WORK TO DO
You are to retype all of the data exactly as it appears.

--- START ---

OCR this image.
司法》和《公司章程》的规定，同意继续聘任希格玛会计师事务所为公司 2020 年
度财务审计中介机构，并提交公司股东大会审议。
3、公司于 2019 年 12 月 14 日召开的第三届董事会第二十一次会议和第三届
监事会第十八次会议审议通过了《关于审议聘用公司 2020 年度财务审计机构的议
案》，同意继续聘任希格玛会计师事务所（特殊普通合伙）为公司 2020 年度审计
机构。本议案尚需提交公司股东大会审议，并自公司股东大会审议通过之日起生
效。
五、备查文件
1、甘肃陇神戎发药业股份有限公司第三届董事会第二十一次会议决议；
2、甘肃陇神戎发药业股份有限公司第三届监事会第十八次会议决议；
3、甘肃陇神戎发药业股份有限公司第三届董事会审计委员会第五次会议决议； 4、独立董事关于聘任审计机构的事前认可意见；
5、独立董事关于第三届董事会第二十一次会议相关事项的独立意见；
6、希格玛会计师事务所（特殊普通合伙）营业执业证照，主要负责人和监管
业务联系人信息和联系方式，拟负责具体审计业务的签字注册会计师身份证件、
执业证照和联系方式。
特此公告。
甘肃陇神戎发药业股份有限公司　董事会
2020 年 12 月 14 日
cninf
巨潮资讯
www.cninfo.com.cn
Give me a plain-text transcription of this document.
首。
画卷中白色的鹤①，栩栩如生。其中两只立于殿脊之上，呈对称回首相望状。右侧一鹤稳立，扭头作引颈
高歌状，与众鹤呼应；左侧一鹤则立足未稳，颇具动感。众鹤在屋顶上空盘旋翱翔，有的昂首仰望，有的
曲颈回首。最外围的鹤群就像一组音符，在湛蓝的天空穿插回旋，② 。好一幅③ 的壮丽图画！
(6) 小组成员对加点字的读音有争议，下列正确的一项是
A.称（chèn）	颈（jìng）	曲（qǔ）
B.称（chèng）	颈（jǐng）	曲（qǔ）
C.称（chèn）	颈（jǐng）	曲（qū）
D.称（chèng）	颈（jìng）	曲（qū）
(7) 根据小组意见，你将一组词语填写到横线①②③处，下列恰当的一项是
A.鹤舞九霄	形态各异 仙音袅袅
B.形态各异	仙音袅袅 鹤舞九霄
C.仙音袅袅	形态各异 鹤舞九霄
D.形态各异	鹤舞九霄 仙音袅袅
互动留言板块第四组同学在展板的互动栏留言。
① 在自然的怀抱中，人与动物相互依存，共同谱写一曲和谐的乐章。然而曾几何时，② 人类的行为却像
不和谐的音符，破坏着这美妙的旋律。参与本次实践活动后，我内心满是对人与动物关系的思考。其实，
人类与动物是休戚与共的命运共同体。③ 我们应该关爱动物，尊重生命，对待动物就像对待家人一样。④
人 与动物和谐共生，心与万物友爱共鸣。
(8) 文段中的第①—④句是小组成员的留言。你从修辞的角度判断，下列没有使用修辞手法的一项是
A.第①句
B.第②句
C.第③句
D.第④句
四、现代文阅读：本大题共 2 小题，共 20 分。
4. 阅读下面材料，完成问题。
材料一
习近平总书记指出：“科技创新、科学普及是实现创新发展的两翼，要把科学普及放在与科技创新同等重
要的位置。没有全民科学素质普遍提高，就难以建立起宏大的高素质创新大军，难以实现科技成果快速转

--- END ---

FINAL RESULT
OCR this image.
司法》和《公司章程》的规定，同意继续聘任希格玛会计师事务所为公司 2020 年
度财务审计中介机构，并提交公司股东大会审议。
3、公司于 2019 年 12 月 14 日召开的第三届董事会第二十一次会议和第三届
监事会第十八次会议审议通过了《关于审议聘用公司 2020 年度财务审计机构的议
案》，同意继续聘任希格玛会计师事务所（特殊普通合伙）为公司 2020 年度审计
机构。本议案尚需提交公司股东大会审议，并自公司股东大会审议通过之日起生
效。
五、备查文件
1、甘肃陇神戎发药业股份有限公司第三届董事会第二十一次会议决议；
2、甘肃陇神戎发药业股份有限公司第三届监事会第十八次会议决议；
3、甘肃陇神戎发药业股份有限公司第三届董事会审计委员会第五次会议决议； 4、独立董事关于聘任审计机构的事前认可意见；
5、独立董事关于第三届董事会第二十一次会议相关事项的独立意见；
6、希格玛会计师事务所（特殊普通合伙）营业执业证照，主要负责人和监管
业务联系人信息和联系方式，拟负责具体审计业务的签字注册会计师身份证件、
执业证照和联系方式。
特此公告。
甘肃陇神戎发药业股份有限公司　董事会
2020 年 12 月 14 日
cninf
巨潮资讯
www.cninfo.com.cn
Give me a plain-text transcription of this document.
首。
画卷中白色的鹤①，栩栩如生。其中两只立于殿脊之上，呈对称回首相望状。右侧一鹤稳立，扭头作引颈
高歌状，与众鹤呼应；左侧一鹤则立足未稳，颇具动感。众鹤在屋顶上空盘旋翱翔，有的昂首仰望，有的
曲颈回首。最外围的鹤群就像一组音符，在湛蓝的天空穿插回旋，② 。好一幅③ 的壮丽图画！
(6) 小组成员对加点字的读音有争议，下列正确的一项是
A.称（chèn）	颈（jìng）	曲（qǔ）
B.称（chèng）	颈（jǐng）	曲（qǔ）
C.称（chèn）	颈（jǐng）	曲（qū）
D.称（chèng）	颈（jìng）	曲（qū）
(7) 根据小组意见，你将一组词语填写到横线①②③处，下列恰当的一项是
A.鹤舞九霄	形态各异 仙音袅袅
B.形态各异	仙音袅袅 鹤舞九霄
C.仙音袅袅	形态各异 鹤舞九霄
D.形态各异	鹤舞九霄 仙音袅袅
互动留言板块第四组同学在展板的互动栏留言。
① 在自然的怀抱中，人与动物相互依存，共同谱写一曲和谐的乐章。然而曾几何时，② 人类的行为却像
不和谐的音符，破坏着这美妙的旋律。参与本次实践活动后，我内心满是对人与动物关系的思考。其实，
人类与动物是休戚与共的命运共同体。③ 我们应该关爱动物，尊重生命，对待动物就像对待家人一样。④
人 与动物和谐共生，心与万物友爱共鸣。
(8) 文段中的第①—④句是小组成员的留言。你从修辞的角度判断，下列没有使用修辞手法的一项是
A.第①句
B.第②句
C.第③句
D.第④句
四、现代文阅读：本大题共 2 小题，共 20 分。
4. 阅读下面材料，完成问题。
材料一
习近平总书记指出：“科技创新、科学普及是实现创新发展的两翼，要把科学普及放在与科技创新同等重
要的位置。没有全民科学素质普遍提高，就难以建立起宏大的高素质创新大军，难以实现科技成果快速转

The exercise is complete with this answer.